** Data follows **

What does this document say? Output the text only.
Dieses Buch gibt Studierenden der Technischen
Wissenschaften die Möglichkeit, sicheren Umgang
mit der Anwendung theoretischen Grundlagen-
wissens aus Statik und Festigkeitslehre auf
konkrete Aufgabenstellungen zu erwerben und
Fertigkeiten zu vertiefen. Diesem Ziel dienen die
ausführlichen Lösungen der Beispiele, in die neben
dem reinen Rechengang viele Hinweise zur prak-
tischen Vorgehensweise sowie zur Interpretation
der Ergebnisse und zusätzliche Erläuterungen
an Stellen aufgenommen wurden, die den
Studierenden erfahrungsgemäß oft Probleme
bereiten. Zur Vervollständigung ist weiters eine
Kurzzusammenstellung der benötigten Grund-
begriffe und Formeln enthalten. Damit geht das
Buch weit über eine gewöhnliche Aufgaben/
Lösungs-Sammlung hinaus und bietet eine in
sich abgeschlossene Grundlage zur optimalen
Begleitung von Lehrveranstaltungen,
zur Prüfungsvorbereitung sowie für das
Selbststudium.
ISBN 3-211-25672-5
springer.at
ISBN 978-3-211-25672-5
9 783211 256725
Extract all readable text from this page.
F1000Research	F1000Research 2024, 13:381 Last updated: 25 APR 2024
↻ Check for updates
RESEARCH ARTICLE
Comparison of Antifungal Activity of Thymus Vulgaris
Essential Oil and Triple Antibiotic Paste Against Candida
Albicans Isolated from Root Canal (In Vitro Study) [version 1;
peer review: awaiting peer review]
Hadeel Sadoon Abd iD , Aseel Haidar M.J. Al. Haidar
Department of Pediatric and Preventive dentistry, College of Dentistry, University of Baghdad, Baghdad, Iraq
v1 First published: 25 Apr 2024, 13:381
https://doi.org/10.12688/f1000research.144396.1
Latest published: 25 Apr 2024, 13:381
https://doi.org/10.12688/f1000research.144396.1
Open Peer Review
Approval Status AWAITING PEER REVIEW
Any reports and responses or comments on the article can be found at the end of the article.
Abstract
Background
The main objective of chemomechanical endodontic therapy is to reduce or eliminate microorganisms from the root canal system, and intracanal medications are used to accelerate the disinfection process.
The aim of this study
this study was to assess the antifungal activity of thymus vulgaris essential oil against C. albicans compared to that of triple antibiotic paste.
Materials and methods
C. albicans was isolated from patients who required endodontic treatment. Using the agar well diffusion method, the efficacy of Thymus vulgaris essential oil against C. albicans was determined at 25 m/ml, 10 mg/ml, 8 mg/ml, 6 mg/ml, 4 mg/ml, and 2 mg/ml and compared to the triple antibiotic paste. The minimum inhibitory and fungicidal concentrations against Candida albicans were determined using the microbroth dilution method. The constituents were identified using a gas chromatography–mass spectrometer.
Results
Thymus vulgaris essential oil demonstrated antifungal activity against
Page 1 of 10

** End of Data **

Your answer should contain every entry, transcribed exactly.

What does this document say? Output the text only.
Dieses Buch gibt Studierenden der Technischen
Wissenschaften die Möglichkeit, sicheren Umgang
mit der Anwendung theoretischen Grundlagen-
wissens aus Statik und Festigkeitslehre auf
konkrete Aufgabenstellungen zu erwerben und
Fertigkeiten zu vertiefen. Diesem Ziel dienen die
ausführlichen Lösungen der Beispiele, in die neben
dem reinen Rechengang viele Hinweise zur prak-
tischen Vorgehensweise sowie zur Interpretation
der Ergebnisse und zusätzliche Erläuterungen
an Stellen aufgenommen wurden, die den
Studierenden erfahrungsgemäß oft Probleme
bereiten. Zur Vervollständigung ist weiters eine
Kurzzusammenstellung der benötigten Grund-
begriffe und Formeln enthalten. Damit geht das
Buch weit über eine gewöhnliche Aufgaben/
Lösungs-Sammlung hinaus und bietet eine in
sich abgeschlossene Grundlage zur optimalen
Begleitung von Lehrveranstaltungen,
zur Prüfungsvorbereitung sowie für das
Selbststudium.
ISBN 3-211-25672-5
springer.at
ISBN 978-3-211-25672-5
9 783211 256725
Extract all readable text from this page.
F1000Research	F1000Research 2024, 13:381 Last updated: 25 APR 2024
↻ Check for updates
RESEARCH ARTICLE
Comparison of Antifungal Activity of Thymus Vulgaris
Essential Oil and Triple Antibiotic Paste Against Candida
Albicans Isolated from Root Canal (In Vitro Study) [version 1;
peer review: awaiting peer review]
Hadeel Sadoon Abd iD , Aseel Haidar M.J. Al. Haidar
Department of Pediatric and Preventive dentistry, College of Dentistry, University of Baghdad, Baghdad, Iraq
v1 First published: 25 Apr 2024, 13:381
https://doi.org/10.12688/f1000research.144396.1
Latest published: 25 Apr 2024, 13:381
https://doi.org/10.12688/f1000research.144396.1
Open Peer Review
Approval Status AWAITING PEER REVIEW
Any reports and responses or comments on the article can be found at the end of the article.
Abstract
Background
The main objective of chemomechanical endodontic therapy is to reduce or eliminate microorganisms from the root canal system, and intracanal medications are used to accelerate the disinfection process.
The aim of this study
this study was to assess the antifungal activity of thymus vulgaris essential oil against C. albicans compared to that of triple antibiotic paste.
Materials and methods
C. albicans was isolated from patients who required endodontic treatment. Using the agar well diffusion method, the efficacy of Thymus vulgaris essential oil against C. albicans was determined at 25 m/ml, 10 mg/ml, 8 mg/ml, 6 mg/ml, 4 mg/ml, and 2 mg/ml and compared to the triple antibiotic paste. The minimum inhibitory and fungicidal concentrations against Candida albicans were determined using the microbroth dilution method. The constituents were identified using a gas chromatography–mass spectrometer.
Results
Thymus vulgaris essential oil demonstrated antifungal activity against
Page 1 of 10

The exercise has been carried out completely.